§ **Short task**
List every line below that contains the string "series".

-*-

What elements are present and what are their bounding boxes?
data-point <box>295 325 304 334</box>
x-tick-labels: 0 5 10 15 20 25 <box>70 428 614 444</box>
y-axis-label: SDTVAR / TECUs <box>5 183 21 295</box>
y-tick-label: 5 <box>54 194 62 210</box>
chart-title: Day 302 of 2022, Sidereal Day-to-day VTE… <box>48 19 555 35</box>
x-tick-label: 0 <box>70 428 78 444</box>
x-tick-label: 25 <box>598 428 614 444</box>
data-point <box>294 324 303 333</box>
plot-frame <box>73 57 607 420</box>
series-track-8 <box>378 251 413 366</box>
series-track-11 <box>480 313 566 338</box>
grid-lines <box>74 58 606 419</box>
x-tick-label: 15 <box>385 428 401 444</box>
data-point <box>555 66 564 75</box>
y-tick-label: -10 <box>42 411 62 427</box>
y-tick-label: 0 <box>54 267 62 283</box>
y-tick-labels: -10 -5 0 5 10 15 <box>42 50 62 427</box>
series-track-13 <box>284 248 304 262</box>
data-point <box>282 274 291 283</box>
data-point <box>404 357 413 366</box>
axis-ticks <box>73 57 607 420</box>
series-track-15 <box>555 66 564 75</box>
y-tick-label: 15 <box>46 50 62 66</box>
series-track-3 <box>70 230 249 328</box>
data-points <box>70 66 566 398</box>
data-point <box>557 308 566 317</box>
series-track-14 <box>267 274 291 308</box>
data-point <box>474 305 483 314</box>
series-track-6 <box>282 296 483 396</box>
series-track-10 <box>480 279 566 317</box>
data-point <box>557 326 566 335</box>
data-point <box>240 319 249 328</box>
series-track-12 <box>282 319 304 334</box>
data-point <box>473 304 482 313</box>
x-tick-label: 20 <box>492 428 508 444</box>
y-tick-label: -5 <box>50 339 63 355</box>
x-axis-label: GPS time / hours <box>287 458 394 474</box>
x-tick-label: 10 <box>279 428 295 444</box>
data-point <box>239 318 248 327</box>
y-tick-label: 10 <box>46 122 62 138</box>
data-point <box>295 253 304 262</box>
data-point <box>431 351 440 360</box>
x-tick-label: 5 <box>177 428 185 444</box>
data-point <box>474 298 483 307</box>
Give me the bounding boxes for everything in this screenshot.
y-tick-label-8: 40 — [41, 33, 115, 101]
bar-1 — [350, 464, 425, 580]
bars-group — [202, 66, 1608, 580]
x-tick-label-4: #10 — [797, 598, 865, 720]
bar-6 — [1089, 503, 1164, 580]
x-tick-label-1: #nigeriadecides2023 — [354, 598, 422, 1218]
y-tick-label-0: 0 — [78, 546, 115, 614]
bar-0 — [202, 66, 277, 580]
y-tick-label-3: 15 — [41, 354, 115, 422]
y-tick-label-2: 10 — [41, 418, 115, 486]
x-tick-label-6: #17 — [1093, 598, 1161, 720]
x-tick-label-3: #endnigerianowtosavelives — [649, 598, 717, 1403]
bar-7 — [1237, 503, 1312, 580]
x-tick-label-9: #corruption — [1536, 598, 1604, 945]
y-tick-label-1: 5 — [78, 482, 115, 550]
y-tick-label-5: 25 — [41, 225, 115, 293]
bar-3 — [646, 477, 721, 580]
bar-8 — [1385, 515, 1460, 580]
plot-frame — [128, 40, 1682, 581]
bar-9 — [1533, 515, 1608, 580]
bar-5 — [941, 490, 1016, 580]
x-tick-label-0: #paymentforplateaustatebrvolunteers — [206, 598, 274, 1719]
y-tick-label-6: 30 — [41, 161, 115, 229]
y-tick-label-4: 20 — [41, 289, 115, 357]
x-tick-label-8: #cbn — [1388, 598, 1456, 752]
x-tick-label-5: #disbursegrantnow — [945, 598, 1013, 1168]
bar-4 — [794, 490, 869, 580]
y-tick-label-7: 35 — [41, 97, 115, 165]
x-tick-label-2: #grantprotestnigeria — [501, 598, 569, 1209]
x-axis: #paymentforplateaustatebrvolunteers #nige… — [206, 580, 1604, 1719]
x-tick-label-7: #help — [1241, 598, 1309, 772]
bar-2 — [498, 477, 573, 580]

-*-

§ **Reply**
series-track-8 <box>378 251 413 366</box>
series-track-11 <box>480 313 566 338</box>
series-track-13 <box>284 248 304 262</box>
series-track-15 <box>555 66 564 75</box>
series-track-3 <box>70 230 249 328</box>
series-track-14 <box>267 274 291 308</box>
series-track-6 <box>282 296 483 396</box>
series-track-10 <box>480 279 566 317</box>
series-track-12 <box>282 319 304 334</box>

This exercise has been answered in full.